• **TEXT SECTION**
He demonstrates – and it sounds like Mongolian throat-singing – before continuing, “We sing love songs to our camels because we depend on them. We sing to the desert so it won’t kill us. If we have problems in the community, we bring together everyone to solve the problem, we consult the elders, we talk, we sing, we talk more!”

Facing the music in northern Mali

A couple of thousand miles west of Sudan in Mali, the tensions between contrasting interpretations of the role of music for Muslims was been brought into particularly sharp, and often tragic, focus following the takeover of the north by Islamist militants last year.

Khaïra Arby, looking regal in her striking head wrap and plush blue dress, her face lined and tired, just got off a plane from Mali. “Yes, it’s true, I’ve seen it myself; they will cut off your tongue if you sing,” she says. “I’ve seen friends who’ve had their hands cut off for the ringtones on their mobile phones.”

Arby, adored across Mali, is affectionately called the nightingale of the North. Born in the village of Abaradjou, north of Timbuktu, her parents came from different ethnic backgrounds – her mother Songhai, her father Berber. Arby’s music, which is more popular at home than the music of her internationally famous cousin Salif Keita, captures northern Mali’s diversity of ethnic groups, styles and poetry.

(Stored data)

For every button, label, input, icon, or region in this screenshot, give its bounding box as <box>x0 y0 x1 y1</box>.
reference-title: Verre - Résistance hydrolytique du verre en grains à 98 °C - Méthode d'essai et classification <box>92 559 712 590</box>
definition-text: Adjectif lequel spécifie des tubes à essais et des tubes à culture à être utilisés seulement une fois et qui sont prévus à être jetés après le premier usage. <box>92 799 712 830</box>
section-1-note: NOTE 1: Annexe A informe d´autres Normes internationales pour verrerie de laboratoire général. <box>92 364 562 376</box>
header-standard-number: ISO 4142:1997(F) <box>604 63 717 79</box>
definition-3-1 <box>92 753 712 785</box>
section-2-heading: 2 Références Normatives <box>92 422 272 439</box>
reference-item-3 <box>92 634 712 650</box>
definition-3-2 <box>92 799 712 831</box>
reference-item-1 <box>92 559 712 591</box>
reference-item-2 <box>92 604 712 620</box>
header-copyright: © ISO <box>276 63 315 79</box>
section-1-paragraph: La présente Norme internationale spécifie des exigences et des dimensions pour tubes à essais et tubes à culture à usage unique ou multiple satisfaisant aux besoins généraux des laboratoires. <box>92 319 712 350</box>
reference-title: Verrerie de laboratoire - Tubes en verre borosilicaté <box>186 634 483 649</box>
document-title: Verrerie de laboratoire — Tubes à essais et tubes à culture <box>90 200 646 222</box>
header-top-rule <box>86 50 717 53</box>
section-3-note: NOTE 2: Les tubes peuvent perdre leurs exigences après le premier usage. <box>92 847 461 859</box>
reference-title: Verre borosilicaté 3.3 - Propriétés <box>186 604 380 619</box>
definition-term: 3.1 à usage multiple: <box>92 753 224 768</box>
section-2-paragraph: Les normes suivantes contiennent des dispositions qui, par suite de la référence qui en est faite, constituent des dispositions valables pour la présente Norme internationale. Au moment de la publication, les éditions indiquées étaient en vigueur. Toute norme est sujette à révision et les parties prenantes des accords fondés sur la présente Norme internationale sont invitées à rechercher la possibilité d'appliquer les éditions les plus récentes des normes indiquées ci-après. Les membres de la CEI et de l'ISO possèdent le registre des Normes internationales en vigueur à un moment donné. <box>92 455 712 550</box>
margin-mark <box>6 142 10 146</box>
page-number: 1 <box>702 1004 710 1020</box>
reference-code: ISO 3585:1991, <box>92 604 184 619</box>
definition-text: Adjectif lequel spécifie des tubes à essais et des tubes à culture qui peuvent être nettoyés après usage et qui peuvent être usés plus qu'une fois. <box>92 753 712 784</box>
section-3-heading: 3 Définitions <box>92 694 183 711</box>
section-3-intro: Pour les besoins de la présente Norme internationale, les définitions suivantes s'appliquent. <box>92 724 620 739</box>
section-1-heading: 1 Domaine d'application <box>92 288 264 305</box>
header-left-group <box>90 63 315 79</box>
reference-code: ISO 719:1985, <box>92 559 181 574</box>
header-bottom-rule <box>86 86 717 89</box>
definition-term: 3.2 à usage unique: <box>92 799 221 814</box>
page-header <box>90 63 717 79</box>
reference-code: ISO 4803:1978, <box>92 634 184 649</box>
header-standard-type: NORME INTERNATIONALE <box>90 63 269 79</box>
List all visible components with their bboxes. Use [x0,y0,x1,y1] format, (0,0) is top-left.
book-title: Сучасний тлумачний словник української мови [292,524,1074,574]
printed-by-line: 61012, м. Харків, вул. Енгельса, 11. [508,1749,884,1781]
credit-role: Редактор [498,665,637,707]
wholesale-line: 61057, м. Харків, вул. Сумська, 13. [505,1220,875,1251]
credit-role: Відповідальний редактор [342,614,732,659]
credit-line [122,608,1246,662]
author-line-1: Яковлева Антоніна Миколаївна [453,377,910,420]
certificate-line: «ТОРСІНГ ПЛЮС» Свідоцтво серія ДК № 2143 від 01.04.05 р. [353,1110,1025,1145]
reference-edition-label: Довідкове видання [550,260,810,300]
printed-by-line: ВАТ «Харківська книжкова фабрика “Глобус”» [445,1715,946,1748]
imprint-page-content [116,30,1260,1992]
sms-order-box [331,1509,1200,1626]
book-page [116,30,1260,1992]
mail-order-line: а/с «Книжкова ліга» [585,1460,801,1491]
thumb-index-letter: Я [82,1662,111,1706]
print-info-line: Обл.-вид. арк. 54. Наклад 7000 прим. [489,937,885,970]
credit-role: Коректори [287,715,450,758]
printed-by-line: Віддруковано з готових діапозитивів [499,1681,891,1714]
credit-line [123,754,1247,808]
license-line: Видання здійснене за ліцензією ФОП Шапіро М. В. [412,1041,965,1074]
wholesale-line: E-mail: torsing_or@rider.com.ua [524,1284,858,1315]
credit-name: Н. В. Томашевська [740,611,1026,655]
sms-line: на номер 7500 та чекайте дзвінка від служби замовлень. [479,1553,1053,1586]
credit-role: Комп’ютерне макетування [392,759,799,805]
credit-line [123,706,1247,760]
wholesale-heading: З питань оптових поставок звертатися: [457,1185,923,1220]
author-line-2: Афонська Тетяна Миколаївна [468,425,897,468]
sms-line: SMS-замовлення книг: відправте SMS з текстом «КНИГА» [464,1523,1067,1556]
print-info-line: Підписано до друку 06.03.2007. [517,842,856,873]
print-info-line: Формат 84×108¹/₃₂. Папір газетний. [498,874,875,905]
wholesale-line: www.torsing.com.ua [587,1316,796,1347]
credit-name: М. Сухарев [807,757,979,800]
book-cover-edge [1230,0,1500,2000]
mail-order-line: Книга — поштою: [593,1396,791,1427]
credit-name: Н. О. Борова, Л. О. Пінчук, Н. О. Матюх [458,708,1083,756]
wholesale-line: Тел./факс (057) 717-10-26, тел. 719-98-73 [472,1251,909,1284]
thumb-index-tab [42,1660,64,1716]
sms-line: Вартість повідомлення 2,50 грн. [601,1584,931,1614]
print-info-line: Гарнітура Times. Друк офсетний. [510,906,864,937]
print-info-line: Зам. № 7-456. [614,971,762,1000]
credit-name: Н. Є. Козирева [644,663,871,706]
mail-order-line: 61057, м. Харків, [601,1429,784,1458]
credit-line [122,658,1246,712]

• **ASSIGNMENT**
According to the Mali music text, what is Khaïra Arby affectionately called? Rely only on the Mali music text, not on the entries.

• **EXERCISE ANSWER**
The nightingale of the North.